▶ [WHAT IS EXPECTED] Copy every line with the string "dashboards" in it.

▶ [RAW DATA]
'''

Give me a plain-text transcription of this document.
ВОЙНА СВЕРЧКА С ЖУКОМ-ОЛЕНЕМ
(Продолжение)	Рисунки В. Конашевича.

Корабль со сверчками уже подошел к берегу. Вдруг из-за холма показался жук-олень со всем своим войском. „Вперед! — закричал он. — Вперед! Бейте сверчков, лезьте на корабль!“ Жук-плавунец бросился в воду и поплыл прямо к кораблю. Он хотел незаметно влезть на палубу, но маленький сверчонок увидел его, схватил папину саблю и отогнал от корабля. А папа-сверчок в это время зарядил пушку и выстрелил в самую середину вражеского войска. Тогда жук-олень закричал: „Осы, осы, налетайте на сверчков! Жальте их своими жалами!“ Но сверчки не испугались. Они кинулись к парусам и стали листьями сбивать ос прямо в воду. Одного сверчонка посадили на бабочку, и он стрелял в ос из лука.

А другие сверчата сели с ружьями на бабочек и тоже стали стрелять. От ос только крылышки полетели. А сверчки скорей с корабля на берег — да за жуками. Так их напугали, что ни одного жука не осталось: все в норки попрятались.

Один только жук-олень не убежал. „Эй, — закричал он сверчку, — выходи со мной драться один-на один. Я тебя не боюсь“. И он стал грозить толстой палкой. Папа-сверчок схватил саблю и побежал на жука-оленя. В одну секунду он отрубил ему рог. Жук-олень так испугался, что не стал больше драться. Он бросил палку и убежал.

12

'''
'''

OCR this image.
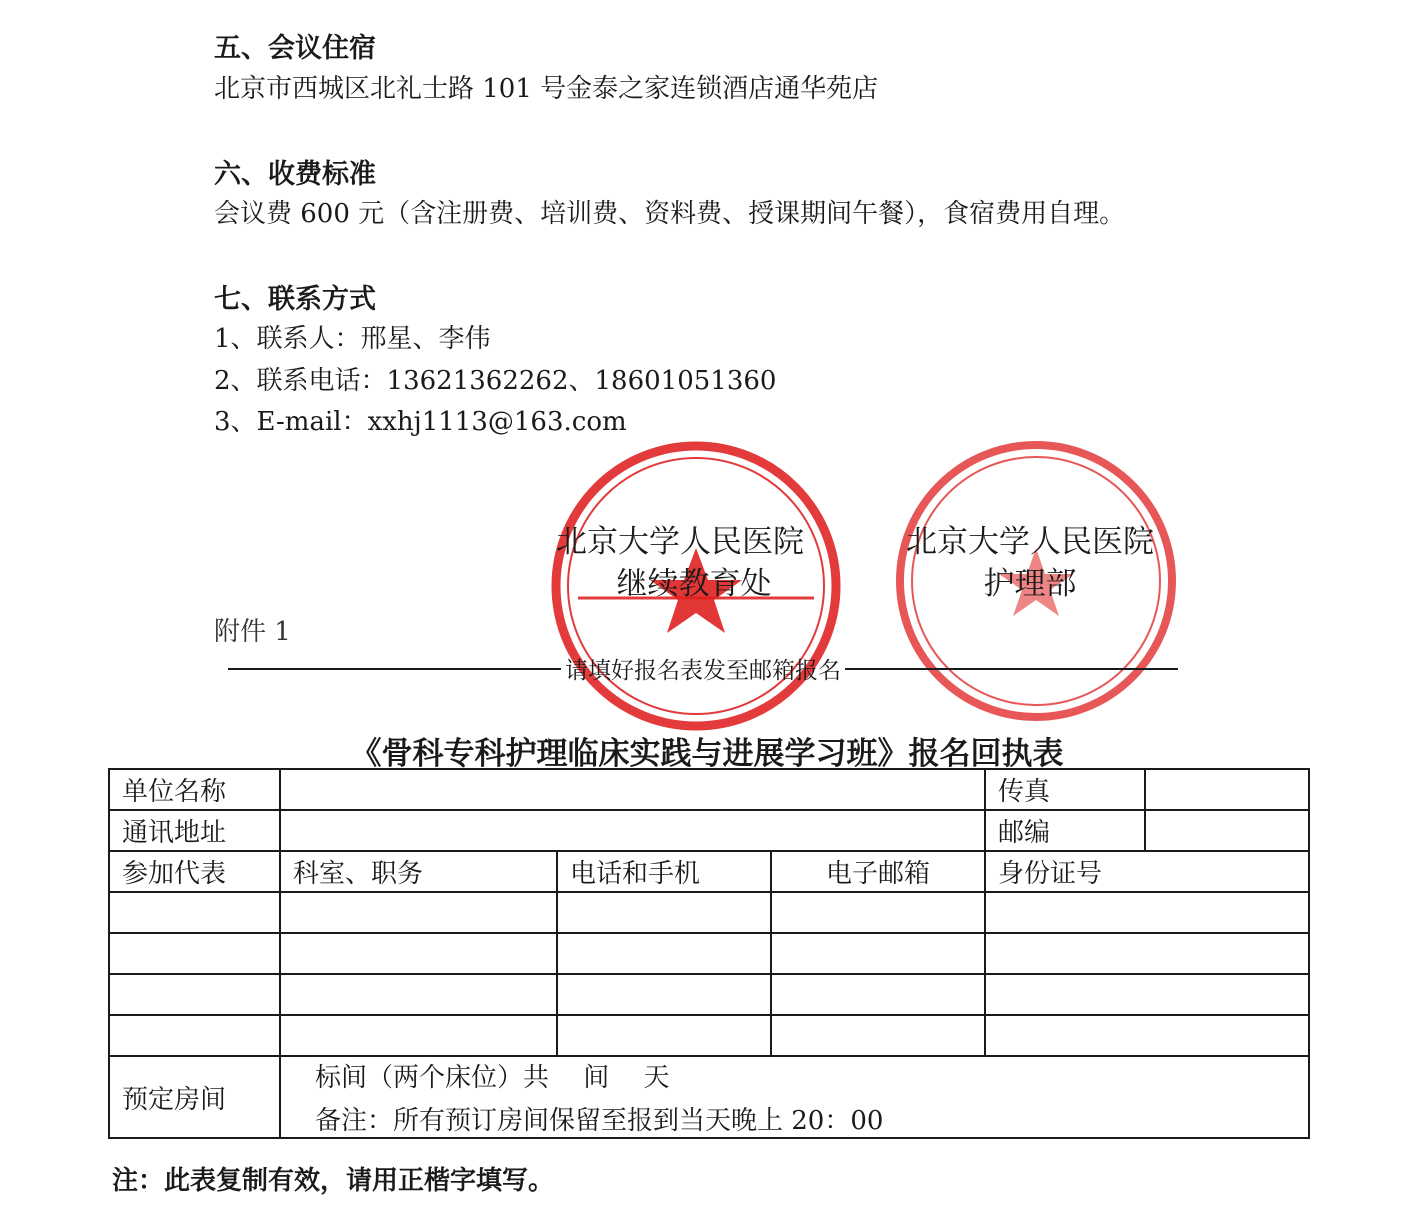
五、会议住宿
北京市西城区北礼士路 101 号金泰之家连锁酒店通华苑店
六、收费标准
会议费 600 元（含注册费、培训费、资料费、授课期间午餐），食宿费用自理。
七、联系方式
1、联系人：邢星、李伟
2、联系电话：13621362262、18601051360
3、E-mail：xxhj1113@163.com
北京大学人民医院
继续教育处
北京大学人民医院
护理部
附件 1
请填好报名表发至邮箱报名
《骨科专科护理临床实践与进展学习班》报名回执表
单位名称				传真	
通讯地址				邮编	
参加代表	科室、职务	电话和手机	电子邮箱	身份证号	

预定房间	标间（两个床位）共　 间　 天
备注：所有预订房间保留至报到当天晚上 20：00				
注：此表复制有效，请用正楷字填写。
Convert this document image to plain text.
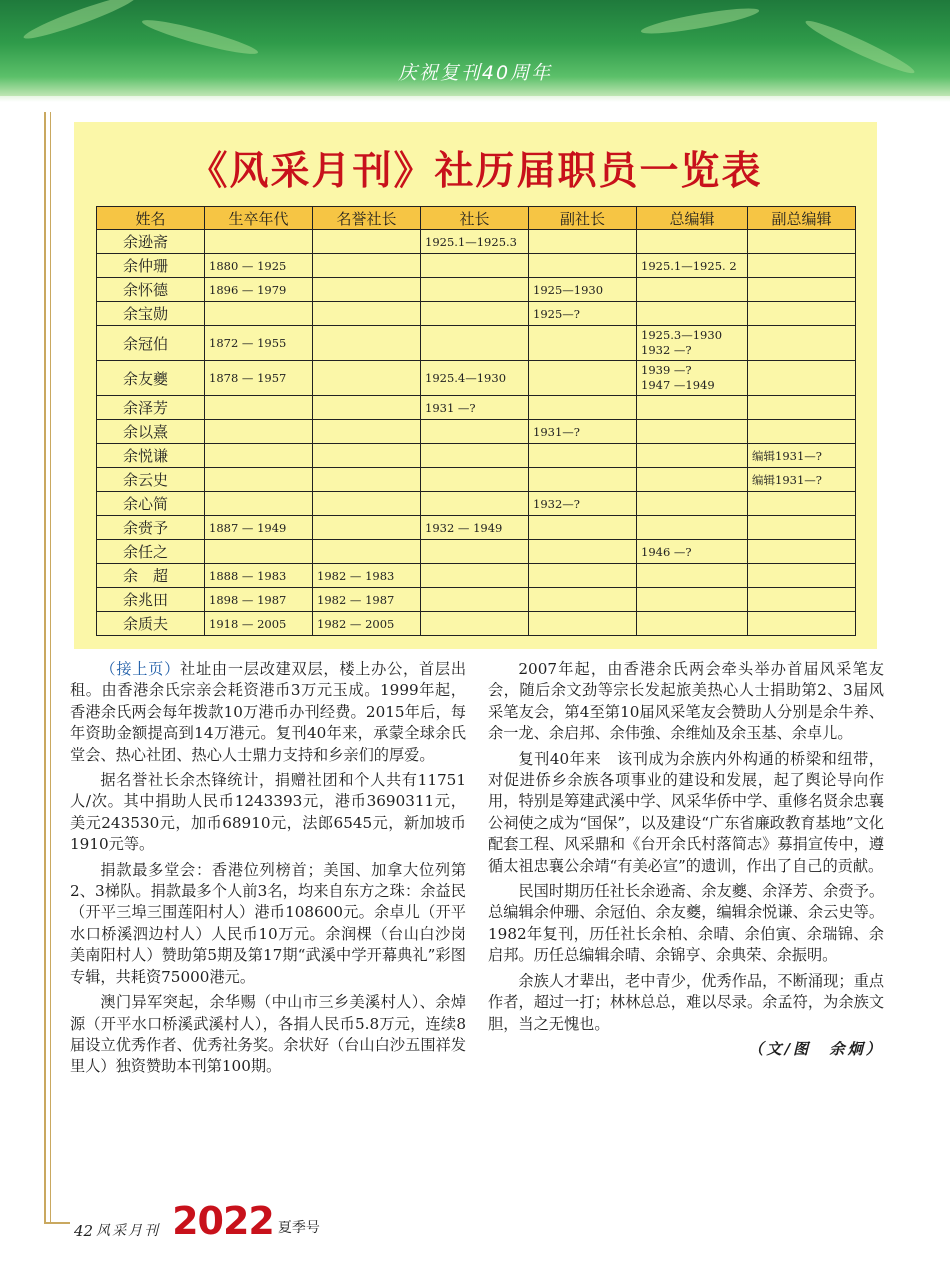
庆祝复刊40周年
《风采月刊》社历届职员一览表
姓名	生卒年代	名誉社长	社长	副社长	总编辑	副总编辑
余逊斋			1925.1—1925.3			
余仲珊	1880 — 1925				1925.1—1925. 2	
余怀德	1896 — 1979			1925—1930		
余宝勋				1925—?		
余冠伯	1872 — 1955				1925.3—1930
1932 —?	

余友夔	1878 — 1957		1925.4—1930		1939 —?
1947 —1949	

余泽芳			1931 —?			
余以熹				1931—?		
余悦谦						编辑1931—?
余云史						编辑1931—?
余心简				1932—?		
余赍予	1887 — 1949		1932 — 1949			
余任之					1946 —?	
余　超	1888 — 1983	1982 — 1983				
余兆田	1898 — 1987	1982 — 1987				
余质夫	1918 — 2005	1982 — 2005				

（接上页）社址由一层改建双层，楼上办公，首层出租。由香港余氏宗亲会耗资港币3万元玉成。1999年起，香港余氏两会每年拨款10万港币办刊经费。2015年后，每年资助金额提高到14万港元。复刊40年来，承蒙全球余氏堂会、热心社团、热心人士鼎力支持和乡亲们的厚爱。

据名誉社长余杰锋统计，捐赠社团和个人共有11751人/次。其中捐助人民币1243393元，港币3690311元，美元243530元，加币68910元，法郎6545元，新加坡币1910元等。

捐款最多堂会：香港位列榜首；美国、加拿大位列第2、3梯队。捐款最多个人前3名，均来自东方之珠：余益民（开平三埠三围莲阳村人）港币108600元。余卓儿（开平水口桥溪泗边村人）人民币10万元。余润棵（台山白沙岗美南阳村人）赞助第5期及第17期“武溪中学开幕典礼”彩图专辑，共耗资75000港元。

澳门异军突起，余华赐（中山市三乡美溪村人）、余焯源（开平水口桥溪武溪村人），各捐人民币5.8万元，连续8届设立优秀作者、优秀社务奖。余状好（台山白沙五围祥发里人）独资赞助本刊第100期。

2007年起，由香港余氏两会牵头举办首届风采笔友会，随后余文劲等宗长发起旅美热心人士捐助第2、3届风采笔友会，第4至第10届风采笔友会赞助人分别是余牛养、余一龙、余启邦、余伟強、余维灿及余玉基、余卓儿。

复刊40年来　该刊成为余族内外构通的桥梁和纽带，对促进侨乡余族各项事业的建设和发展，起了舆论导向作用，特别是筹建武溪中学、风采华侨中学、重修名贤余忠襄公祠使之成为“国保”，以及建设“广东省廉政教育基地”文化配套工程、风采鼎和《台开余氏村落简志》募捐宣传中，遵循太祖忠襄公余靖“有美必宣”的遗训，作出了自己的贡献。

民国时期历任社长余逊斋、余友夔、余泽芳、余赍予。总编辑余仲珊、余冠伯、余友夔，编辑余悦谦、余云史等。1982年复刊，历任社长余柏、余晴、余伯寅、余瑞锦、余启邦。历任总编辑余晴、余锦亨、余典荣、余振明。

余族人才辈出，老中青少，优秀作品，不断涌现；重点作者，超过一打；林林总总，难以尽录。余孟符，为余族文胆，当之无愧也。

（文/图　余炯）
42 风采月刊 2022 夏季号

'''
'''

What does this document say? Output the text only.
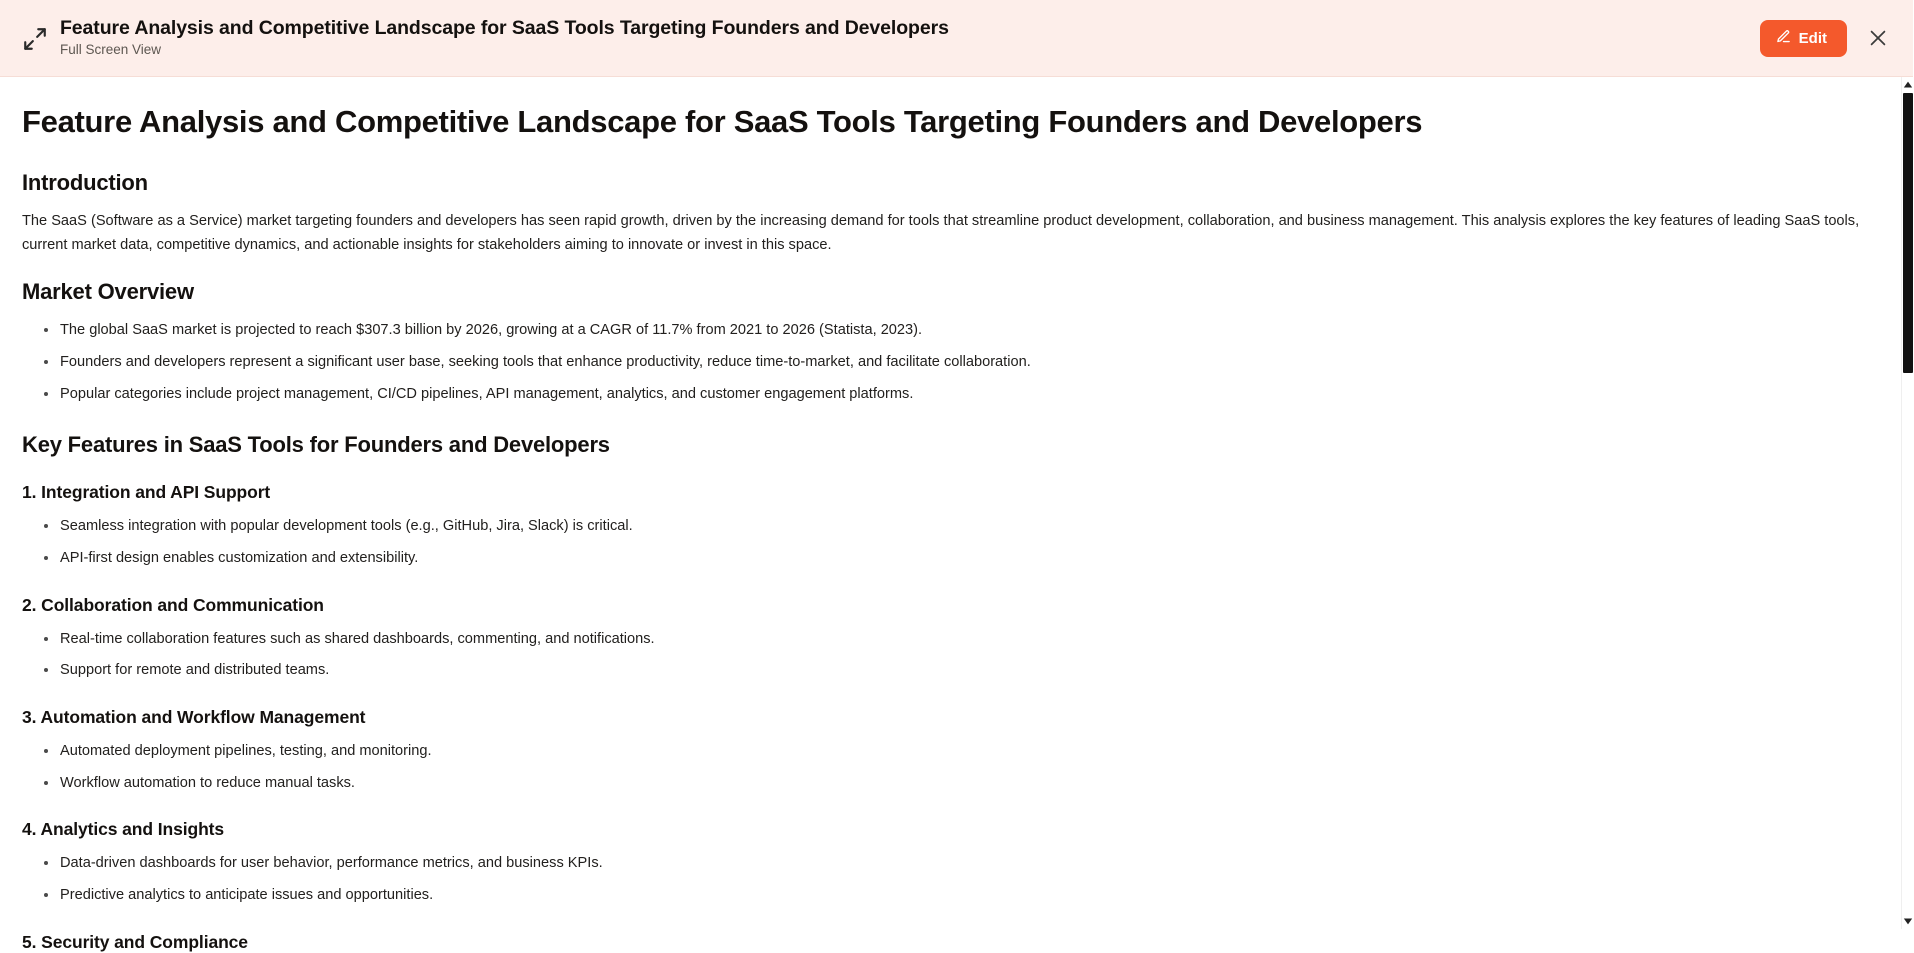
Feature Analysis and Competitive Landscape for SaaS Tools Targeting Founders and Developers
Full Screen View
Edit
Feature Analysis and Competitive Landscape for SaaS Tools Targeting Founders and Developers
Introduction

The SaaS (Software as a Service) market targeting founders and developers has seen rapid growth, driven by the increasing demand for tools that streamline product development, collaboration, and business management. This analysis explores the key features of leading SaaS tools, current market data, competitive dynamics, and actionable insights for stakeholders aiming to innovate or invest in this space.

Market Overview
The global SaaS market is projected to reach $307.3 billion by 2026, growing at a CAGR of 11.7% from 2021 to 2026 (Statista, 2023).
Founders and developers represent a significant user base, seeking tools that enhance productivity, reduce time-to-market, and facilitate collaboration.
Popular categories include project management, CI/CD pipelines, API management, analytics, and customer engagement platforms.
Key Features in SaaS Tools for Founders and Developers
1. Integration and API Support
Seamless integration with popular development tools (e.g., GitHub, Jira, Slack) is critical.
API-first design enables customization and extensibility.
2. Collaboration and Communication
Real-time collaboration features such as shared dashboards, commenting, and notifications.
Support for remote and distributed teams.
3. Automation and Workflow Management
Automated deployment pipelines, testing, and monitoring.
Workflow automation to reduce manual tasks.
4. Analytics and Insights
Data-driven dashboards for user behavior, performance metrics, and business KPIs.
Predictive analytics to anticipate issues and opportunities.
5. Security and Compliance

'''

▶ [SOLUTION TO THIS PROBLEM]
Real-time collaboration features such as shared dashboards, commenting, and notifications.
Data-driven dashboards for user behavior, performance metrics, and business KPIs.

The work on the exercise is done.